◆ **What the exercise asks**: Where a line contains the word "RoboCop", copy that line.

◆ **Input rows**:
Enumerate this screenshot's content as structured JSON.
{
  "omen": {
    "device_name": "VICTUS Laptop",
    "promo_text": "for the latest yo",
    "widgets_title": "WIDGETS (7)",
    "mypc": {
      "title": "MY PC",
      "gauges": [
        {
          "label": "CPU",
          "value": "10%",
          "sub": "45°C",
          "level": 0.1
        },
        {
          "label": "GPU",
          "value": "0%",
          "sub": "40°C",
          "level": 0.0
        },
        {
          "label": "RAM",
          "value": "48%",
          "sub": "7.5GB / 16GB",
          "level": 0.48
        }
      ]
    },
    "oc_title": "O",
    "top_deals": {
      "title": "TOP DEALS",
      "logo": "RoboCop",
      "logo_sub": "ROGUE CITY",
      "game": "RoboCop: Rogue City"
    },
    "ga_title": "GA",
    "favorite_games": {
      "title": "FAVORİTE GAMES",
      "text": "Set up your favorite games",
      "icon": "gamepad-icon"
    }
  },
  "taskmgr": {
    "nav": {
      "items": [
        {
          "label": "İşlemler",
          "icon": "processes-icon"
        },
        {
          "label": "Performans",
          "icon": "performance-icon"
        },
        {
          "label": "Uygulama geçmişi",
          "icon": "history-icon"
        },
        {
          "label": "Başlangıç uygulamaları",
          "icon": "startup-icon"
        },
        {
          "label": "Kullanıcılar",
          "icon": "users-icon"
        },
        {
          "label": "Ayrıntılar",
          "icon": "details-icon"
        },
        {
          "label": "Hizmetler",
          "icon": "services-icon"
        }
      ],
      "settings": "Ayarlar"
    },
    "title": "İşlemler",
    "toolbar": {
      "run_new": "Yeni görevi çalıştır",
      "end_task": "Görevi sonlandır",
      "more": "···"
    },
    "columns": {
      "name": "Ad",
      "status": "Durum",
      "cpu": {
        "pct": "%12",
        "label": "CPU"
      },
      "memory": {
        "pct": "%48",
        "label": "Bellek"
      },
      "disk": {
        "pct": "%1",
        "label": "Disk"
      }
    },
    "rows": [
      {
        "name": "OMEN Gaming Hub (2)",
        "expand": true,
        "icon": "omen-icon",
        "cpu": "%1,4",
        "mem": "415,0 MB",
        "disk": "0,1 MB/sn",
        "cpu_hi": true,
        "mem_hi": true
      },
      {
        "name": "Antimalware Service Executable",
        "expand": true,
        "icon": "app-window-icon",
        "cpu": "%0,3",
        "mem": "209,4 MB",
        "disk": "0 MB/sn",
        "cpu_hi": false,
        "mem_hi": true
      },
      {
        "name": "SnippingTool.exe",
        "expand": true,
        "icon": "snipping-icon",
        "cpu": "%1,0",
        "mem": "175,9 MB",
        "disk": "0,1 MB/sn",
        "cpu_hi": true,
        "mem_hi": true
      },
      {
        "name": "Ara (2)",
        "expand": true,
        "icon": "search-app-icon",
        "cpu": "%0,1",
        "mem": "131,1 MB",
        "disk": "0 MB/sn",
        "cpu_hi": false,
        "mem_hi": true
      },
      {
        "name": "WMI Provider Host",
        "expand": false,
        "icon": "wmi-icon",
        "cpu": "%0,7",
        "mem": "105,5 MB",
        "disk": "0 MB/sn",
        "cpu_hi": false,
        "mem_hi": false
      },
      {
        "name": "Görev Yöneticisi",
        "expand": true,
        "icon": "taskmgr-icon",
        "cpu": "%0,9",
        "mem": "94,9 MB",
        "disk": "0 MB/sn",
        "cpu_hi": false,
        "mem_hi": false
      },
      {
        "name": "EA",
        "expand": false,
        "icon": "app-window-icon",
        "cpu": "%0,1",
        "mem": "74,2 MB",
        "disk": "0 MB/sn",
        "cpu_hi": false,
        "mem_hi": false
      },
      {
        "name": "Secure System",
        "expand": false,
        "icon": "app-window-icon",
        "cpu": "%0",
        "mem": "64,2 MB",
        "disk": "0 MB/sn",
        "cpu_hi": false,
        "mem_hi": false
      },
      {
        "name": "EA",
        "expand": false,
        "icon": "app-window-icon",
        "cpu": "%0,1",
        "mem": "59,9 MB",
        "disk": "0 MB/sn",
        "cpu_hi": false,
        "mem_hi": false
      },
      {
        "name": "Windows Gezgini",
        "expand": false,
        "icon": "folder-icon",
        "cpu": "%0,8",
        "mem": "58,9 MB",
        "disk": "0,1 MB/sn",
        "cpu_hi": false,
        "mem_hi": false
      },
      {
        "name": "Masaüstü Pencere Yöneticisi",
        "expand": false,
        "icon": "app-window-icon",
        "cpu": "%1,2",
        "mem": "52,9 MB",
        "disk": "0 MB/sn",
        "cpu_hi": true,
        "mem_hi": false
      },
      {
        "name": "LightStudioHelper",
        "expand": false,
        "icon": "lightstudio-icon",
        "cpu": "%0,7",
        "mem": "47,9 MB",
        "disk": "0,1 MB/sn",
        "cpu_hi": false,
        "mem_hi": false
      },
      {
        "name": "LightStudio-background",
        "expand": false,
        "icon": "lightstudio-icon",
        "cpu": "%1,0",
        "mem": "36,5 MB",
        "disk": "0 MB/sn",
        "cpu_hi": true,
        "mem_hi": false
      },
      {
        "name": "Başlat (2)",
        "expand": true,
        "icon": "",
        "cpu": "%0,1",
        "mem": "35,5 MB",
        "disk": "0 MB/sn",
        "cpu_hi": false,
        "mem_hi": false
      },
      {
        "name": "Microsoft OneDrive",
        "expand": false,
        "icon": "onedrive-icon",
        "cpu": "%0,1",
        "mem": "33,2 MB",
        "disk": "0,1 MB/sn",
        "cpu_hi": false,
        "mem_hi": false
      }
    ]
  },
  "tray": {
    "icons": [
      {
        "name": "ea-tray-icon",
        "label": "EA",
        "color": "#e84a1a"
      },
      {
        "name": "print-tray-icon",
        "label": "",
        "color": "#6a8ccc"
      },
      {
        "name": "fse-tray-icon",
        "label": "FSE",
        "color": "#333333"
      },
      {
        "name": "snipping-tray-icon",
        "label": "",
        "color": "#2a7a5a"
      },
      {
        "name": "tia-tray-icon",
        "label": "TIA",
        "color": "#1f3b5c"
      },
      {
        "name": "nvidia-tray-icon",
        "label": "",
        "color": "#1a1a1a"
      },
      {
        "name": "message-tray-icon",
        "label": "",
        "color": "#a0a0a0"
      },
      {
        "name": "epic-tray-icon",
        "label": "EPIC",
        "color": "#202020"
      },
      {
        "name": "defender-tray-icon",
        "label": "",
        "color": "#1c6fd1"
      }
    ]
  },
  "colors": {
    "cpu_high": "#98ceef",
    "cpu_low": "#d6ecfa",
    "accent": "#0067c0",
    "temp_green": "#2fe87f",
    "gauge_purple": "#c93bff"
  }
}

◆ **Exercise output**:
      "logo": "RoboCop",
      "game": "RoboCop: Rogue City"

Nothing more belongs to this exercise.